— Begin Source extract —

Saturday, May 25, 2019

Loading Variables from another QVW

Sometimes you encounter a need for an adhoc import or export of variables. 

Code for load variables from another QVW.
VariableDescription:
LOAD 
 Name,
 RawValue
FROM [..\..\data\StudentFile.qvw] 
(XmlSimple, Table is [DocumentSummary/VariableDescription])
Where IsConfig = 'false' and IsReserved = 'false' // Exclude system vars
// Any addtional filtering here
;

FOR idx=0 to NoOfRows('VariableDescription')-1
 LET vVarname = Peek('Name',$(idx),'VariableDescription');
 LET [$(vVarname)] = Peek('RawValue',$(idx),'VariableDescription');
NEXT idx

SET idx=;
SET vVarname=;
DROP Table VariableDescription

Loading Varying Column Names

Imagine you have a number of text files to load; for example extract files from different regions.  The files are similar but have slight differences in field name spelling.   For example the US-English files use “Address” for a field name, the German file “Adresse” to represent the same field and the Spanish file “Dirección”.
We want to harmonize these different spellings so we have a single field in our final loaded table.  While we could code up individual load statements with “as xxx” clause to handle the rename, that approach could be difficult to maintain with many variations.  Ideally we want to load all files in a single load statement and describe any differences in a clear structure.  That’s where ALIAS is useful.  Before we load the files, use a set of ALIAS statements only for the fields we need to rename.
ALIAS Adresse as Address;
ALIAS Dirección as Address;
ALIAS Estado as Status;
The ALIAS will apply the equivalent “as” clause to those fields if found in a Load.
We can now load the files using wildcard “*” for both the fieldlist and the filename:
Clients:
LOAD *
FROM addr*.csv (ansi, txt, delimiter is ',', embedded labels, msq)
;
What if the files have some extra fields picked up by “LOAD *” that we don’t want?  It’s also possible that the files have different numbers of fields in which case automatic concatenation won’t work.  We would get some number of “Client-n” tables which is incorrect.
First we will add the Concatenate keyword to force all files to be loaded into a single table.   As the table doesn’t exist, the script will error with “table not found” unless we are clever.  Here is my workaround for that problem.

— End Source extract —
— Begin Record excerpts —

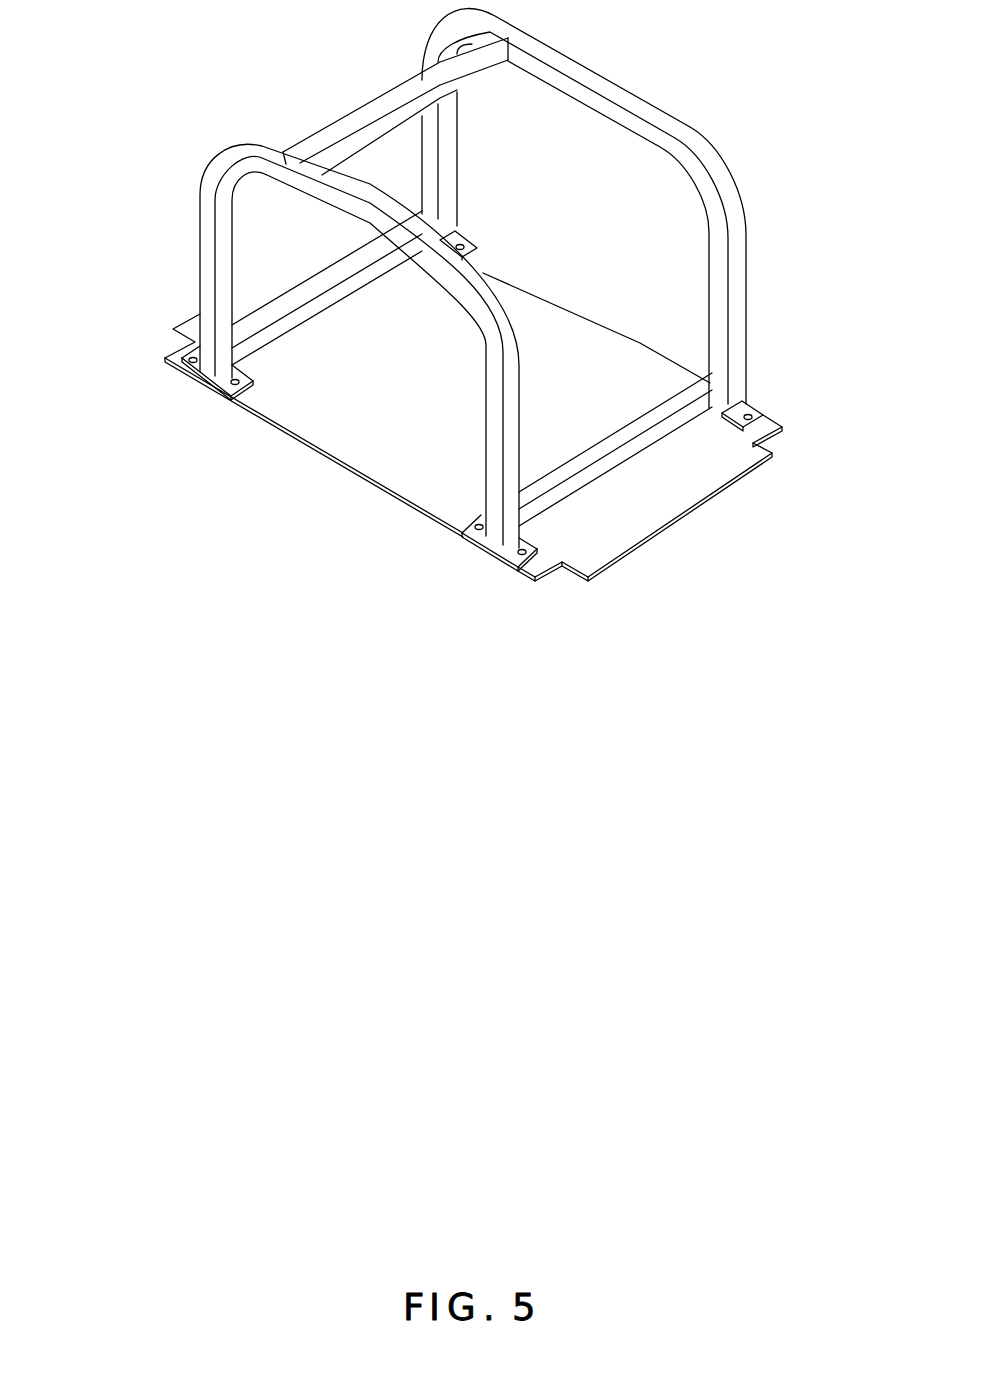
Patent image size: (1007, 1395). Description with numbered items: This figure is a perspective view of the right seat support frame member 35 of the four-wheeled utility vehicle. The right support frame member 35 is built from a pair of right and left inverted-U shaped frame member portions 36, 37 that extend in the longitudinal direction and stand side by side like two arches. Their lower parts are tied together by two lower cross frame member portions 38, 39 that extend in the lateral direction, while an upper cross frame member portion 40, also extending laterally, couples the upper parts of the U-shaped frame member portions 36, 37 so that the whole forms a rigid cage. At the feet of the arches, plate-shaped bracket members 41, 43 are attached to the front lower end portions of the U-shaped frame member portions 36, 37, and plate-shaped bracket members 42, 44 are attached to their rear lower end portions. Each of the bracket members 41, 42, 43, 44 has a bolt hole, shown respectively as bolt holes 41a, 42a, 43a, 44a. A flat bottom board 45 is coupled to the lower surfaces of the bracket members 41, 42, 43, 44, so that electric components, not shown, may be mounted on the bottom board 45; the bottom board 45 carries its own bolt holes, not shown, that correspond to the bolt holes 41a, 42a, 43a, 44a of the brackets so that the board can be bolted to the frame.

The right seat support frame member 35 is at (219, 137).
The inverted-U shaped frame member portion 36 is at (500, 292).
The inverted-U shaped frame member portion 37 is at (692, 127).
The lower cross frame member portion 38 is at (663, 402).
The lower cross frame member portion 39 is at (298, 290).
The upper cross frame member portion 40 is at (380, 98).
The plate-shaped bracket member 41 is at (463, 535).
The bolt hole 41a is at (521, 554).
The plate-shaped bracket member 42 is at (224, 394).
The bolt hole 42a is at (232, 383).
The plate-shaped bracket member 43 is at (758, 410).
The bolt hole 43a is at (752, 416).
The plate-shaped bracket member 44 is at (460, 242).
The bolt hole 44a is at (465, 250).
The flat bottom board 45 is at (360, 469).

— End Record excerpts —
— Begin Record excerpts —

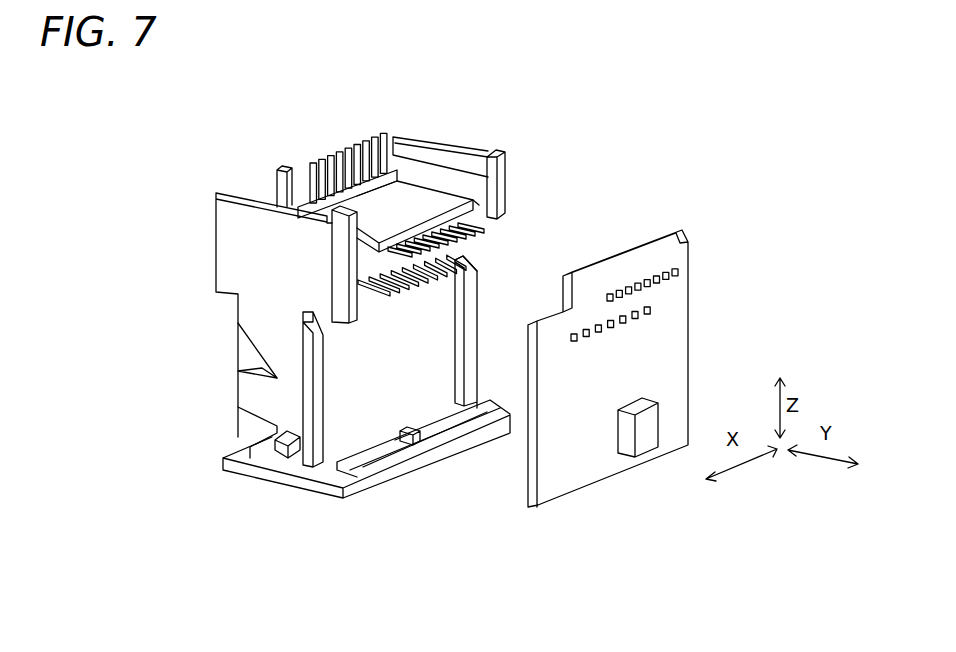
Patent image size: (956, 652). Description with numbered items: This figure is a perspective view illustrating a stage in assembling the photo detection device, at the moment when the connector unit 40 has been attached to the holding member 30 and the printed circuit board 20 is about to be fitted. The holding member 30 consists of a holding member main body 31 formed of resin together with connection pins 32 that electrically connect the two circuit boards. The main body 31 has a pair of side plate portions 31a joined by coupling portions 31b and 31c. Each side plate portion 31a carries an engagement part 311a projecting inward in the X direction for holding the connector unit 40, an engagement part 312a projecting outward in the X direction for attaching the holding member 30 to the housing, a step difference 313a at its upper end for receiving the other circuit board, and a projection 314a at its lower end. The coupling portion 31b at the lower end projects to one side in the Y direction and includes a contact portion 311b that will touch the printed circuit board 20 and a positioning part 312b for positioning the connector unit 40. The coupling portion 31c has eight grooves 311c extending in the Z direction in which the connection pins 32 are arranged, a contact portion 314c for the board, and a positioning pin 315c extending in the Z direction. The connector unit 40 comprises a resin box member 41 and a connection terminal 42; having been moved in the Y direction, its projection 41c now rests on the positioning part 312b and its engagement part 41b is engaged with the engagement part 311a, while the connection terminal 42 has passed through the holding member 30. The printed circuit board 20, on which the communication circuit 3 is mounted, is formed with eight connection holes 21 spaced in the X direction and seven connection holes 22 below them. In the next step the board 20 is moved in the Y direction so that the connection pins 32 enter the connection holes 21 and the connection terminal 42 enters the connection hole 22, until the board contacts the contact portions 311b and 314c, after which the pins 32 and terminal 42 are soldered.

— End Record excerpts —

__Exercise set__:
**A.** According to the QlikView post, what field name does the Spanish file use for the address?
**B.** Quote the QlikView post word for word, starting at the words "Sometimes you encounter" and stopping after "Table is [DocumentSummary/VariableDescription])".
Use only the QlikView post to answer, not the items.

__Answer list__:
**A.** Dirección

**B.**
Sometimes you encounter a need for an adhoc import or export of variables. 

Code for load variables from another QVW.
VariableDescription:
LOAD 
 Name,
 RawValue
FROM [..\..\data\StudentFile.qvw] 
(XmlSimple, Table is [DocumentSummary/VariableDescription])